Article 2 : L'affaire est renvoyée, dans la mesure de l'annulation prononcée à l'article 1er, à la cour administrative d'appel de Paris.
Article 3 : L'Etat versera à la société A. Menarini Diagnostics France la somme de 3 000 euros au titre de l'article L. 761-1 du code de justice administrative.
Article 4 : Le surplus des conclusions du pourvoi de la société A. Menarini Diagnostics France est rejeté.
Article 5 : La présente décision sera notifiée à la société A. Menarini Diagnostics France et au ministre de l'économie, des finances et de la souveraineté industrielle et numérique.

Délibéré à l'issue de la séance du 28 mars 2025 où siégeaient : M. Pierre Collin, président adjoint de la section du contentieux, présidant ; M. Bertrand Dacosta,
Mme Anne Egerszegi, présidents de chambre ; M. Vincent Daumas, M. Nicolas Polge,
M. Olivier Yeznikian, Mme Rozen Noguellou, M. Didier Ribes, conseillers d'Etat et M. Lionel Ferreira, maître des requêtes-rapporteur.
───
• [CONSIGNE 1]
Veuillez indiquer si chacune de ces affirmations concorde avec l'extrait, en répondant par oui ou non et en citant les mots qui tranchent : (a) l'État doit verser 3 000 euros à la société A. Menarini Diagnostics France ; (b) l'affaire est renvoyée à la cour administrative d'appel de Lyon ; (c) la séance s'est tenue le 28 mars 2025.
• [CONSIGNE 2]
D'après l'extrait, qui présidait la séance ?
• [CONSIGNE 3]
Poursuivez l'extrait de la décision concernant la société A. Menarini Diagnostics France à partir de l'endroit où il s'arrête.
Le matériel ci-après provient d'une autre source.
───
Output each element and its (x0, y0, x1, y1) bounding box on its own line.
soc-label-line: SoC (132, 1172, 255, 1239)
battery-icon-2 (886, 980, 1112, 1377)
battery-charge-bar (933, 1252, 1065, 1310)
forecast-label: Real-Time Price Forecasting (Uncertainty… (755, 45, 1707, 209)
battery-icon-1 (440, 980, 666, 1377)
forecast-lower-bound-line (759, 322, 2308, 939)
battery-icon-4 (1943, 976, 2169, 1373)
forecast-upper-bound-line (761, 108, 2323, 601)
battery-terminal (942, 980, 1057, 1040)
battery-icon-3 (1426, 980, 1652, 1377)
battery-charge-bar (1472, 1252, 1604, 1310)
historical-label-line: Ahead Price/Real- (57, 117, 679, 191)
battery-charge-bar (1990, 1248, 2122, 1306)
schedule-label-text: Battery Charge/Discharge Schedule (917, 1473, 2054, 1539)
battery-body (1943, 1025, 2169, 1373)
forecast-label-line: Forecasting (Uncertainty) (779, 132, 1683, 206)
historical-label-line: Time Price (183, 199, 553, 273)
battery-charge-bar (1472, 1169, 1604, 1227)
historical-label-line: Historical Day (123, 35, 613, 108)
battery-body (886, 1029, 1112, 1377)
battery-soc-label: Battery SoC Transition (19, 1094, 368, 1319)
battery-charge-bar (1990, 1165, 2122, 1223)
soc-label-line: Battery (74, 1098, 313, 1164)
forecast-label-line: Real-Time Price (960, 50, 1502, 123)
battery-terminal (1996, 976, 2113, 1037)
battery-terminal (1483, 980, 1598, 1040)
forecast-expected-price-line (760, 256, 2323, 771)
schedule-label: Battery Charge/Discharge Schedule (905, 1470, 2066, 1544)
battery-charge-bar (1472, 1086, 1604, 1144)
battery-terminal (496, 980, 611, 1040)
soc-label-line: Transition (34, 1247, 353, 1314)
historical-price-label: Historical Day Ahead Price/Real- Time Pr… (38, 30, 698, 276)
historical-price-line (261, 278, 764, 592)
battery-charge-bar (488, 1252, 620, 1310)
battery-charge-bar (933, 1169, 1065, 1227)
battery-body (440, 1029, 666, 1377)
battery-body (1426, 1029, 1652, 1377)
───
• [RÉPONSE RÉDIGÉE 1]
(a) Oui : « L'Etat versera à la société A. Menarini Diagnostics France la somme de 3 000 euros ».
(b) Non : « à la cour administrative d'appel de Paris ».
(c) Oui : « Délibéré à l'issue de la séance du 28 mars 2025 ».

• [RÉPONSE RÉDIGÉE 2]
M. Pierre Collin, président adjoint de la section du contentieux.

• [RÉPONSE RÉDIGÉE 3]
Rendu le 7 mai 2025.


Le président :
Signé : M. Pierre Collin
Le rapporteur :
Signé : M. Lionel Ferreira
La secrétaire :
Signé : Mme Fehmida Ghulam
La République mande et ordonne au ministre de l'économie, des finances et de la souveraineté industrielle et numérique en ce qui le concerne ou à tous commissaires de justice à ce requis en ce qui concerne les voies de droit commun contre les parties privées, de pourvoir à l'exécution de la présente décision.